--- Begin ---

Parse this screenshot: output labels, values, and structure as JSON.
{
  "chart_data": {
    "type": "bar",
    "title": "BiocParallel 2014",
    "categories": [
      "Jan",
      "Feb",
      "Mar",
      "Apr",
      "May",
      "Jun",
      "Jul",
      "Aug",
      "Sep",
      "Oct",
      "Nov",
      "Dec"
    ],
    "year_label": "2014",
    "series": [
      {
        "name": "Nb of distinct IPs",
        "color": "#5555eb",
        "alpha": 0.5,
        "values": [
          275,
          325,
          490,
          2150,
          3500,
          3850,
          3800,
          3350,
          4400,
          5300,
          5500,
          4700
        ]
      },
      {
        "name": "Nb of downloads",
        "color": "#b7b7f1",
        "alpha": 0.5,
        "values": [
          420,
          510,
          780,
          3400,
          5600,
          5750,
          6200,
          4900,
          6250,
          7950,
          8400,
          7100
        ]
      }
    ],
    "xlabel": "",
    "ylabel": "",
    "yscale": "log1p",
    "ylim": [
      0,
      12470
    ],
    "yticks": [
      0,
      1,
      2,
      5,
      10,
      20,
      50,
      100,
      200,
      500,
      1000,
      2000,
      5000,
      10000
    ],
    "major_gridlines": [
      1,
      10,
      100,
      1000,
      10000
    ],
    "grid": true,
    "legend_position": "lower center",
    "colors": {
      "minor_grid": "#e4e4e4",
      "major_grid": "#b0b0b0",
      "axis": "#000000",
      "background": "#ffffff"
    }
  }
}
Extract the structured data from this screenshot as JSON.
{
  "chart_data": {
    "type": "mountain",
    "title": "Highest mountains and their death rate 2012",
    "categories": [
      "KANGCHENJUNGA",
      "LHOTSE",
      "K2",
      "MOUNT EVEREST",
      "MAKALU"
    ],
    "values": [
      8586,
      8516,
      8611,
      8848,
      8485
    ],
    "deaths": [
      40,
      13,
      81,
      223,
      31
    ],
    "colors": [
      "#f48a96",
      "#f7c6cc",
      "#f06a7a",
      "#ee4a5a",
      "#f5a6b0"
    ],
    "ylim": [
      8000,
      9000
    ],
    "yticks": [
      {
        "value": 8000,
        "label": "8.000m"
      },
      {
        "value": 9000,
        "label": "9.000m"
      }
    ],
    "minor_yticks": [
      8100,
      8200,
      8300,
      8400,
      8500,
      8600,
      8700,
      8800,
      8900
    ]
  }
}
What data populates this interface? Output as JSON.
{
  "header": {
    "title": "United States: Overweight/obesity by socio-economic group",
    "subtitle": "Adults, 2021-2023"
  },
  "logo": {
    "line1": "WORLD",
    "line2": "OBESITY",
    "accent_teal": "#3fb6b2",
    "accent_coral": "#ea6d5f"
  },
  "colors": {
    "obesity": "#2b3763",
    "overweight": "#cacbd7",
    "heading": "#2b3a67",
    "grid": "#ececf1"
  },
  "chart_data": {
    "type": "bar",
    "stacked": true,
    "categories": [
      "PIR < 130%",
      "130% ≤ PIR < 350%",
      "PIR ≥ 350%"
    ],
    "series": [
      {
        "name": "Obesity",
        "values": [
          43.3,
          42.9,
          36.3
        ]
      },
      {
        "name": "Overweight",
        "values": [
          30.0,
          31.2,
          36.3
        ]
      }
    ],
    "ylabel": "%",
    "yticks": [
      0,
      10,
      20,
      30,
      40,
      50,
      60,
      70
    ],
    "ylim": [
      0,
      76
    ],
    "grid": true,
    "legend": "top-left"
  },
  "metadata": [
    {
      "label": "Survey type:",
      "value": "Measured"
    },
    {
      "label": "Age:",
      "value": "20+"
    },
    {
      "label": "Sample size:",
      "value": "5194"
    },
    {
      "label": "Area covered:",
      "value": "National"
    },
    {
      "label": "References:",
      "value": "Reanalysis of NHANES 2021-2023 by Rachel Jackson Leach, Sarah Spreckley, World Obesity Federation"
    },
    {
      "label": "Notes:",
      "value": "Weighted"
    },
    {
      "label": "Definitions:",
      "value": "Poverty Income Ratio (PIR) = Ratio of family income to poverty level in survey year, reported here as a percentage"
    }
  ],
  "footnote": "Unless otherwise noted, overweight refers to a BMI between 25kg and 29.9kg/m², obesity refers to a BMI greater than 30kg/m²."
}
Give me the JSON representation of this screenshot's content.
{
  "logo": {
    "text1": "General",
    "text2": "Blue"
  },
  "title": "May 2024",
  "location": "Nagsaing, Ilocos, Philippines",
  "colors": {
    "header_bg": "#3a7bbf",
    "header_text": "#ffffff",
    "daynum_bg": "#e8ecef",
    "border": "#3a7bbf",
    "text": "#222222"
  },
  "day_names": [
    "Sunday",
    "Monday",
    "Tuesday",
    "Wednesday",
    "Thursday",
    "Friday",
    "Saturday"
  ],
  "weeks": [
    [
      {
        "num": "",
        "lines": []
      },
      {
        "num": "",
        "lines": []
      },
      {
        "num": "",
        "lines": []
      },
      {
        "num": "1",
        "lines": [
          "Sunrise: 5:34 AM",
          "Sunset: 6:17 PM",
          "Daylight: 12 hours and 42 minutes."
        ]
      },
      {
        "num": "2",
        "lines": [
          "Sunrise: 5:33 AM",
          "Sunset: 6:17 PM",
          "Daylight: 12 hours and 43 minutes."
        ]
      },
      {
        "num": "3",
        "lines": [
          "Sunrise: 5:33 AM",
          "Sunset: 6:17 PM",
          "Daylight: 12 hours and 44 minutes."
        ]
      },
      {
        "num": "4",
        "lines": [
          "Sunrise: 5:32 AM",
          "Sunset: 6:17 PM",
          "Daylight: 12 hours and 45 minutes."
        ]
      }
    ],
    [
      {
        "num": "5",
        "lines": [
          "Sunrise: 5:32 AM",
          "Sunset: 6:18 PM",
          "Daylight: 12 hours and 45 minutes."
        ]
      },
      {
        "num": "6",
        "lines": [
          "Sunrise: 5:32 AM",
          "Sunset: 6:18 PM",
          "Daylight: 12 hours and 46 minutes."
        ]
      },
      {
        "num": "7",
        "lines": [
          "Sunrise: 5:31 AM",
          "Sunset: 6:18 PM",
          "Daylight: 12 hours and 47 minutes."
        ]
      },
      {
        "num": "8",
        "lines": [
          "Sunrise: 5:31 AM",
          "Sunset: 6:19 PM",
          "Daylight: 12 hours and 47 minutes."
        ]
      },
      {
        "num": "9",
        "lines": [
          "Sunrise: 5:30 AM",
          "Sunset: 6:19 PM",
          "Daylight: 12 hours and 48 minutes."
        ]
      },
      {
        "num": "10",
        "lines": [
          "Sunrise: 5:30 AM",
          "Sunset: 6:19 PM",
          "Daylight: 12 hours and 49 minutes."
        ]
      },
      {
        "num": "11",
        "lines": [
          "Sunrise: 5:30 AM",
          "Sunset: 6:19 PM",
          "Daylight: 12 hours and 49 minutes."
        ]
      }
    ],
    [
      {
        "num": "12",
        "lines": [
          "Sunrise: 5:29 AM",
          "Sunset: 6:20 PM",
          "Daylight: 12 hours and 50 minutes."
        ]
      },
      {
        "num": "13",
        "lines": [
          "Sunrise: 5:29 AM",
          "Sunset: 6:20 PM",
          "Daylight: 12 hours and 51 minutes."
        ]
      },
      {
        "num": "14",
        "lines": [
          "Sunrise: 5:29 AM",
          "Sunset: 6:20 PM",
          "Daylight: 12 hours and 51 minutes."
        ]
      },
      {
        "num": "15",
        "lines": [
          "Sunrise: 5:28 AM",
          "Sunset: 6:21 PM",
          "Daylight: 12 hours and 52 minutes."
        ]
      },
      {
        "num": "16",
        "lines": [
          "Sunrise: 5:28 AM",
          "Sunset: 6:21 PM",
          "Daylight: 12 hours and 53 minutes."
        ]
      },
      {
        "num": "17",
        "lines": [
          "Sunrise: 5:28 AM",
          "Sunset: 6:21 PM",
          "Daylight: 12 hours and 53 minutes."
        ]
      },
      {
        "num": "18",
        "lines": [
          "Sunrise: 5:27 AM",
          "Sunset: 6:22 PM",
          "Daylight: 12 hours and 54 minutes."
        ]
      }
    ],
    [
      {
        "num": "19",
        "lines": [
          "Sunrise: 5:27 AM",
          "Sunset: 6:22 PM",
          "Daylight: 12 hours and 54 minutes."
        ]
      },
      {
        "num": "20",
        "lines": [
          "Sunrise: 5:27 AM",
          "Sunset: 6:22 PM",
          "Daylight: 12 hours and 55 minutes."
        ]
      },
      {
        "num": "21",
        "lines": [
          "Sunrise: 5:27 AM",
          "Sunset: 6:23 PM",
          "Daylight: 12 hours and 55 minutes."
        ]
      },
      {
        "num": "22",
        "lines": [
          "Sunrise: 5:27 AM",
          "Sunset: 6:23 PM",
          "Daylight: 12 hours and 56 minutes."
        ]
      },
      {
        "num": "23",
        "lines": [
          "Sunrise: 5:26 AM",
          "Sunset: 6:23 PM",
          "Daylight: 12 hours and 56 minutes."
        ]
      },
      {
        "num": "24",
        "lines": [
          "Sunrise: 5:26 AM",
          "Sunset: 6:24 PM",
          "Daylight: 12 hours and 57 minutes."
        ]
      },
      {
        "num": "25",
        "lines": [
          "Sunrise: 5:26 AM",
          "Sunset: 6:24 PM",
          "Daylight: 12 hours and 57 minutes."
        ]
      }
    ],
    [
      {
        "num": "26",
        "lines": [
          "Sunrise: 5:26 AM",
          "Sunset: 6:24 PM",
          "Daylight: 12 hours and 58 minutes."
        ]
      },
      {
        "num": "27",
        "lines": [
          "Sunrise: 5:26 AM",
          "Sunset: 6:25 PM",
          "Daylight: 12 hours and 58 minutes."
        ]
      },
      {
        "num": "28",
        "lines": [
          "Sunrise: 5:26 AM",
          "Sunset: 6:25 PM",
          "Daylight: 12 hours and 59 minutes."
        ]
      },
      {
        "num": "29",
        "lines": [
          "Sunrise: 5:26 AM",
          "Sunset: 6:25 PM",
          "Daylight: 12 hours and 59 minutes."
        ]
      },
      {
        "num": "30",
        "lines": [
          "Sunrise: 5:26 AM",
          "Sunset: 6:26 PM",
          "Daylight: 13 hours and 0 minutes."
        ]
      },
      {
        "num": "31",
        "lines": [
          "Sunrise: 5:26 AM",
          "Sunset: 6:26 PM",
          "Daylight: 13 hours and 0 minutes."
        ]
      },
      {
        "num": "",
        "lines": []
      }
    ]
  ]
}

--- End ---

- _Your instructions_: Using the material above, copy every line in which the string "ffffff" occurs.

- _Complete answer_:
      "background": "#ffffff"
    "header_text": "#ffffff",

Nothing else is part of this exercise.